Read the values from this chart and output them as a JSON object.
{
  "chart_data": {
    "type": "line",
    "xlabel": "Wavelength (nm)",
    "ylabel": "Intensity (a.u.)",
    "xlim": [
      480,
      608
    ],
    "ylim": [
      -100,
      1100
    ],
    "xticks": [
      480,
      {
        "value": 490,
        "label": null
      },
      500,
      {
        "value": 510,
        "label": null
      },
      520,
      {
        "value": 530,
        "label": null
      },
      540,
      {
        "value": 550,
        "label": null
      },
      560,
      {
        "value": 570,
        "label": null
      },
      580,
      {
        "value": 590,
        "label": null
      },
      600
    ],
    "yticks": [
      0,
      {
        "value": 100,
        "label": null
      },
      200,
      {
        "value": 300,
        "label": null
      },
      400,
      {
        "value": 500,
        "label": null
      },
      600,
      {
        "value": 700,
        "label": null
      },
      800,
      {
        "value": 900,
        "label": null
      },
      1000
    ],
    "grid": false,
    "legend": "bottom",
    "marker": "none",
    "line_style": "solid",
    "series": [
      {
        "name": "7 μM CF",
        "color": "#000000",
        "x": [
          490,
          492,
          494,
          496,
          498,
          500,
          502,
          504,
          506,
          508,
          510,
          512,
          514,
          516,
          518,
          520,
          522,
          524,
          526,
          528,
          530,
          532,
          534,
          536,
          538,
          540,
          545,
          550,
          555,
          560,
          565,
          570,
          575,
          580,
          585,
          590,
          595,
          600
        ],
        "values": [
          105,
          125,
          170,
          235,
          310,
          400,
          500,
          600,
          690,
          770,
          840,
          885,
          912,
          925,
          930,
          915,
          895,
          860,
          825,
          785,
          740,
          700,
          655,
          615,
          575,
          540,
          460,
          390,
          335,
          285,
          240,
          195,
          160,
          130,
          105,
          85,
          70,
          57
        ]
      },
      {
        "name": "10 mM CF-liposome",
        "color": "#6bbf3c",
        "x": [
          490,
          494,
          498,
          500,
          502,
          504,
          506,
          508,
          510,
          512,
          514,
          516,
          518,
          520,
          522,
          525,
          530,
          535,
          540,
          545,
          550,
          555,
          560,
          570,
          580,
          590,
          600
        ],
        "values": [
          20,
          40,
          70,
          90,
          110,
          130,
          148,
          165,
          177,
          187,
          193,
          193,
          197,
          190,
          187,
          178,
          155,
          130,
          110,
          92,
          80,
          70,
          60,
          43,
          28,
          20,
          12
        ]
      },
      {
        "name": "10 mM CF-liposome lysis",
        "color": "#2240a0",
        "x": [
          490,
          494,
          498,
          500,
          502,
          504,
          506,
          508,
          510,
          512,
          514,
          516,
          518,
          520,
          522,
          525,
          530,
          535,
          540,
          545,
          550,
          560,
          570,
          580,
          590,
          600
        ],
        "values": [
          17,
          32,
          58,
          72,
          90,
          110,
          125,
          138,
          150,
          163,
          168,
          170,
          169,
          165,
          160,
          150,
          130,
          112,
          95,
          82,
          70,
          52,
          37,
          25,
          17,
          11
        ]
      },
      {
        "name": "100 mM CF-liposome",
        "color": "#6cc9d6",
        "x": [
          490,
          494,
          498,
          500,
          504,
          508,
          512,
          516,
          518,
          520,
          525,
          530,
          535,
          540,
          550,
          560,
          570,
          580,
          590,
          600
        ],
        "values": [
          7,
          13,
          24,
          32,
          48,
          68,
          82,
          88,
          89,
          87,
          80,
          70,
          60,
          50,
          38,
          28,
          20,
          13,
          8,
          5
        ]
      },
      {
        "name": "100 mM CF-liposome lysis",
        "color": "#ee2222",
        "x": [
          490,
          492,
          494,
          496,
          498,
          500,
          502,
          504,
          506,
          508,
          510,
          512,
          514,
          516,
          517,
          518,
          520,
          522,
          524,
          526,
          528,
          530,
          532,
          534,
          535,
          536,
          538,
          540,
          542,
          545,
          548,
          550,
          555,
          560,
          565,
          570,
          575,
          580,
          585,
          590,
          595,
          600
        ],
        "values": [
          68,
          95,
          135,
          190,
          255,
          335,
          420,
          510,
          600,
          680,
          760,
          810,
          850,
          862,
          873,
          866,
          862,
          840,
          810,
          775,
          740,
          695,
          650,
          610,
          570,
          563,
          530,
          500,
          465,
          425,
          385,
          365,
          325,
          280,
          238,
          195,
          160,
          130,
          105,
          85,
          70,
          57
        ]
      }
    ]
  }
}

Given task:
Give all the entries again exactly; leave none out.

Exercise result:
Read the values from this chart and output them as a JSON object.
{
  "chart_data": {
    "type": "line",
    "xlabel": "Wavelength (nm)",
    "ylabel": "Intensity (a.u.)",
    "xlim": [
      480,
      608
    ],
    "ylim": [
      -100,
      1100
    ],
    "xticks": [
      480,
      {
        "value": 490,
        "label": null
      },
      500,
      {
        "value": 510,
        "label": null
      },
      520,
      {
        "value": 530,
        "label": null
      },
      540,
      {
        "value": 550,
        "label": null
      },
      560,
      {
        "value": 570,
        "label": null
      },
      580,
      {
        "value": 590,
        "label": null
      },
      600
    ],
    "yticks": [
      0,
      {
        "value": 100,
        "label": null
      },
      200,
      {
        "value": 300,
        "label": null
      },
      400,
      {
        "value": 500,
        "label": null
      },
      600,
      {
        "value": 700,
        "label": null
      },
      800,
      {
        "value": 900,
        "label": null
      },
      1000
    ],
    "grid": false,
    "legend": "bottom",
    "marker": "none",
    "line_style": "solid",
    "series": [
      {
        "name": "7 μM CF",
        "color": "#000000",
        "x": [
          490,
          492,
          494,
          496,
          498,
          500,
          502,
          504,
          506,
          508,
          510,
          512,
          514,
          516,
          518,
          520,
          522,
          524,
          526,
          528,
          530,
          532,
          534,
          536,
          538,
          540,
          545,
          550,
          555,
          560,
          565,
          570,
          575,
          580,
          585,
          590,
          595,
          600
        ],
        "values": [
          105,
          125,
          170,
          235,
          310,
          400,
          500,
          600,
          690,
          770,
          840,
          885,
          912,
          925,
          930,
          915,
          895,
          860,
          825,
          785,
          740,
          700,
          655,
          615,
          575,
          540,
          460,
          390,
          335,
          285,
          240,
          195,
          160,
          130,
          105,
          85,
          70,
          57
        ]
      },
      {
        "name": "10 mM CF-liposome",
        "color": "#6bbf3c",
        "x": [
          490,
          494,
          498,
          500,
          502,
          504,
          506,
          508,
          510,
          512,
          514,
          516,
          518,
          520,
          522,
          525,
          530,
          535,
          540,
          545,
          550,
          555,
          560,
          570,
          580,
          590,
          600
        ],
        "values": [
          20,
          40,
          70,
          90,
          110,
          130,
          148,
          165,
          177,
          187,
          193,
          193,
          197,
          190,
          187,
          178,
          155,
          130,
          110,
          92,
          80,
          70,
          60,
          43,
          28,
          20,
          12
        ]
      },
      {
        "name": "10 mM CF-liposome lysis",
        "color": "#2240a0",
        "x": [
          490,
          494,
          498,
          500,
          502,
          504,
          506,
          508,
          510,
          512,
          514,
          516,
          518,
          520,
          522,
          525,
          530,
          535,
          540,
          545,
          550,
          560,
          570,
          580,
          590,
          600
        ],
        "values": [
          17,
          32,
          58,
          72,
          90,
          110,
          125,
          138,
          150,
          163,
          168,
          170,
          169,
          165,
          160,
          150,
          130,
          112,
          95,
          82,
          70,
          52,
          37,
          25,
          17,
          11
        ]
      },
      {
        "name": "100 mM CF-liposome",
        "color": "#6cc9d6",
        "x": [
          490,
          494,
          498,
          500,
          504,
          508,
          512,
          516,
          518,
          520,
          525,
          530,
          535,
          540,
          550,
          560,
          570,
          580,
          590,
          600
        ],
        "values": [
          7,
          13,
          24,
          32,
          48,
          68,
          82,
          88,
          89,
          87,
          80,
          70,
          60,
          50,
          38,
          28,
          20,
          13,
          8,
          5
        ]
      },
      {
        "name": "100 mM CF-liposome lysis",
        "color": "#ee2222",
        "x": [
          490,
          492,
          494,
          496,
          498,
          500,
          502,
          504,
          506,
          508,
          510,
          512,
          514,
          516,
          517,
          518,
          520,
          522,
          524,
          526,
          528,
          530,
          532,
          534,
          535,
          536,
          538,
          540,
          542,
          545,
          548,
          550,
          555,
          560,
          565,
          570,
          575,
          580,
          585,
          590,
          595,
          600
        ],
        "values": [
          68,
          95,
          135,
          190,
          255,
          335,
          420,
          510,
          600,
          680,
          760,
          810,
          850,
          862,
          873,
          866,
          862,
          840,
          810,
          775,
          740,
          695,
          650,
          610,
          570,
          563,
          530,
          500,
          465,
          425,
          385,
          365,
          325,
          280,
          238,
          195,
          160,
          130,
          105,
          85,
          70,
          57
        ]
      }
    ]
  }
}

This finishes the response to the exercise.